■ Exercise goal:
Without omitting anything, return the records precisely as given.

(Rows from a dataset)

— Begin —

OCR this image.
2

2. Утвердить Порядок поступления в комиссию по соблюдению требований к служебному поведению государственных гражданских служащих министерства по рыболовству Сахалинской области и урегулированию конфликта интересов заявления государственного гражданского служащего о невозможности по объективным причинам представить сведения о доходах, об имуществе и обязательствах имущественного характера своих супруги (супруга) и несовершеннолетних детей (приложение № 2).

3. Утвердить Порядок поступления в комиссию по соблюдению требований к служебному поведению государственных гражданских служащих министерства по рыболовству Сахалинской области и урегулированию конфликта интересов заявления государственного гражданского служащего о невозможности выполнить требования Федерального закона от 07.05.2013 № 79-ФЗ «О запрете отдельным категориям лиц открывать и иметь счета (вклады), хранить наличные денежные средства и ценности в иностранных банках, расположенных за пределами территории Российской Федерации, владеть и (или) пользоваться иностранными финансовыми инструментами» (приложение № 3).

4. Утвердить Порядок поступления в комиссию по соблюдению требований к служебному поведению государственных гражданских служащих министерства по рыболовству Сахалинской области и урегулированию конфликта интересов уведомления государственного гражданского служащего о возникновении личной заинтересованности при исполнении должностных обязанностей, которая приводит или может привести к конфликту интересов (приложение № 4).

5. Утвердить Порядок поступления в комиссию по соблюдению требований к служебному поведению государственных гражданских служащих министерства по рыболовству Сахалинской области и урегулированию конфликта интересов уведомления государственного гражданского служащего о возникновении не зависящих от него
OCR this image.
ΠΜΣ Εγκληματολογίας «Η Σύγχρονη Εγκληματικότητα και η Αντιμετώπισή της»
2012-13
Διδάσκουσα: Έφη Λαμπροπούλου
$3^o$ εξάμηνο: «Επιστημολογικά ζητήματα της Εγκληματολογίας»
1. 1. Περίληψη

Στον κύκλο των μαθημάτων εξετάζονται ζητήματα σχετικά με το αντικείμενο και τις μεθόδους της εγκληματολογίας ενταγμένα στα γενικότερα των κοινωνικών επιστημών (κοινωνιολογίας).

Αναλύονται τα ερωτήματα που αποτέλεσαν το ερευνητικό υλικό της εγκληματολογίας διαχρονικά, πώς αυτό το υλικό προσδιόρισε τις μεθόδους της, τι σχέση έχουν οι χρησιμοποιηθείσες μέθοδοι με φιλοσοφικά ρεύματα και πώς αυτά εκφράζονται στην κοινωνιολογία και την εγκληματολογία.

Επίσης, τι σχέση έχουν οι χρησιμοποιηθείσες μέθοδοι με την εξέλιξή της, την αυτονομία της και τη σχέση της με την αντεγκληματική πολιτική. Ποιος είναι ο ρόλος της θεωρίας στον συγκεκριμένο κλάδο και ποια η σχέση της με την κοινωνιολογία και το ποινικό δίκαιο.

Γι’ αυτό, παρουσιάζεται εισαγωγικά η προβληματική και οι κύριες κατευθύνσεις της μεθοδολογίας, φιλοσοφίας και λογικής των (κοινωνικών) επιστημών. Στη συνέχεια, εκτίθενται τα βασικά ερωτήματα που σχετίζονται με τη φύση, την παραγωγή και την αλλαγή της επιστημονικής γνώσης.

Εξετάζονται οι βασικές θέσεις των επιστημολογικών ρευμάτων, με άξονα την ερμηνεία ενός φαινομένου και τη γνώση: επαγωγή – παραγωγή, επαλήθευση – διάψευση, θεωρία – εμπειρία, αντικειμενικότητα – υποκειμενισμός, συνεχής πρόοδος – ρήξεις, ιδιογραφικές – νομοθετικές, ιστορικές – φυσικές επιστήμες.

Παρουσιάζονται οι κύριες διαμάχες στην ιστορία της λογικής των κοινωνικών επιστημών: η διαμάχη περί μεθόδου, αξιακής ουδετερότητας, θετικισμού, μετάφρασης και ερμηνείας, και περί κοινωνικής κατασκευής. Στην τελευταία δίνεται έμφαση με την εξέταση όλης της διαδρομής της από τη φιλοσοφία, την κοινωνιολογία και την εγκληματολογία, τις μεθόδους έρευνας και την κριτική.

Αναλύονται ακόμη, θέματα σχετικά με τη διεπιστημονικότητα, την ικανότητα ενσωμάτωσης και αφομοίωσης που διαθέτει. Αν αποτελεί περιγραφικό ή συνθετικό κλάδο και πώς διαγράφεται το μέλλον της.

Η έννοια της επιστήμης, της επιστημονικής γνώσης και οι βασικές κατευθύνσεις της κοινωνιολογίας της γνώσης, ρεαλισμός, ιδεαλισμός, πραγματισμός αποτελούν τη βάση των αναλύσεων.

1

— End —

■ Exercise answer:
OCR this image.
2

2. Утвердить Порядок поступления в комиссию по соблюдению требований к служебному поведению государственных гражданских служащих министерства по рыболовству Сахалинской области и урегулированию конфликта интересов заявления государственного гражданского служащего о невозможности по объективным причинам представить сведения о доходах, об имуществе и обязательствах имущественного характера своих супруги (супруга) и несовершеннолетних детей (приложение № 2).

3. Утвердить Порядок поступления в комиссию по соблюдению требований к служебному поведению государственных гражданских служащих министерства по рыболовству Сахалинской области и урегулированию конфликта интересов заявления государственного гражданского служащего о невозможности выполнить требования Федерального закона от 07.05.2013 № 79-ФЗ «О запрете отдельным категориям лиц открывать и иметь счета (вклады), хранить наличные денежные средства и ценности в иностранных банках, расположенных за пределами территории Российской Федерации, владеть и (или) пользоваться иностранными финансовыми инструментами» (приложение № 3).

4. Утвердить Порядок поступления в комиссию по соблюдению требований к служебному поведению государственных гражданских служащих министерства по рыболовству Сахалинской области и урегулированию конфликта интересов уведомления государственного гражданского служащего о возникновении личной заинтересованности при исполнении должностных обязанностей, которая приводит или может привести к конфликту интересов (приложение № 4).

5. Утвердить Порядок поступления в комиссию по соблюдению требований к служебному поведению государственных гражданских служащих министерства по рыболовству Сахалинской области и урегулированию конфликта интересов уведомления государственного гражданского служащего о возникновении не зависящих от него
OCR this image.
ΠΜΣ Εγκληματολογίας «Η Σύγχρονη Εγκληματικότητα και η Αντιμετώπισή της»
2012-13
Διδάσκουσα: Έφη Λαμπροπούλου
$3^o$ εξάμηνο: «Επιστημολογικά ζητήματα της Εγκληματολογίας»
1. 1. Περίληψη

Στον κύκλο των μαθημάτων εξετάζονται ζητήματα σχετικά με το αντικείμενο και τις μεθόδους της εγκληματολογίας ενταγμένα στα γενικότερα των κοινωνικών επιστημών (κοινωνιολογίας).

Αναλύονται τα ερωτήματα που αποτέλεσαν το ερευνητικό υλικό της εγκληματολογίας διαχρονικά, πώς αυτό το υλικό προσδιόρισε τις μεθόδους της, τι σχέση έχουν οι χρησιμοποιηθείσες μέθοδοι με φιλοσοφικά ρεύματα και πώς αυτά εκφράζονται στην κοινωνιολογία και την εγκληματολογία.

Επίσης, τι σχέση έχουν οι χρησιμοποιηθείσες μέθοδοι με την εξέλιξή της, την αυτονομία της και τη σχέση της με την αντεγκληματική πολιτική. Ποιος είναι ο ρόλος της θεωρίας στον συγκεκριμένο κλάδο και ποια η σχέση της με την κοινωνιολογία και το ποινικό δίκαιο.

Γι’ αυτό, παρουσιάζεται εισαγωγικά η προβληματική και οι κύριες κατευθύνσεις της μεθοδολογίας, φιλοσοφίας και λογικής των (κοινωνικών) επιστημών. Στη συνέχεια, εκτίθενται τα βασικά ερωτήματα που σχετίζονται με τη φύση, την παραγωγή και την αλλαγή της επιστημονικής γνώσης.

Εξετάζονται οι βασικές θέσεις των επιστημολογικών ρευμάτων, με άξονα την ερμηνεία ενός φαινομένου και τη γνώση: επαγωγή – παραγωγή, επαλήθευση – διάψευση, θεωρία – εμπειρία, αντικειμενικότητα – υποκειμενισμός, συνεχής πρόοδος – ρήξεις, ιδιογραφικές – νομοθετικές, ιστορικές – φυσικές επιστήμες.

Παρουσιάζονται οι κύριες διαμάχες στην ιστορία της λογικής των κοινωνικών επιστημών: η διαμάχη περί μεθόδου, αξιακής ουδετερότητας, θετικισμού, μετάφρασης και ερμηνείας, και περί κοινωνικής κατασκευής. Στην τελευταία δίνεται έμφαση με την εξέταση όλης της διαδρομής της από τη φιλοσοφία, την κοινωνιολογία και την εγκληματολογία, τις μεθόδους έρευνας και την κριτική.

Αναλύονται ακόμη, θέματα σχετικά με τη διεπιστημονικότητα, την ικανότητα ενσωμάτωσης και αφομοίωσης που διαθέτει. Αν αποτελεί περιγραφικό ή συνθετικό κλάδο και πώς διαγράφεται το μέλλον της.

Η έννοια της επιστήμης, της επιστημονικής γνώσης και οι βασικές κατευθύνσεις της κοινωνιολογίας της γνώσης, ρεαλισμός, ιδεαλισμός, πραγματισμός αποτελούν τη βάση των αναλύσεων.

1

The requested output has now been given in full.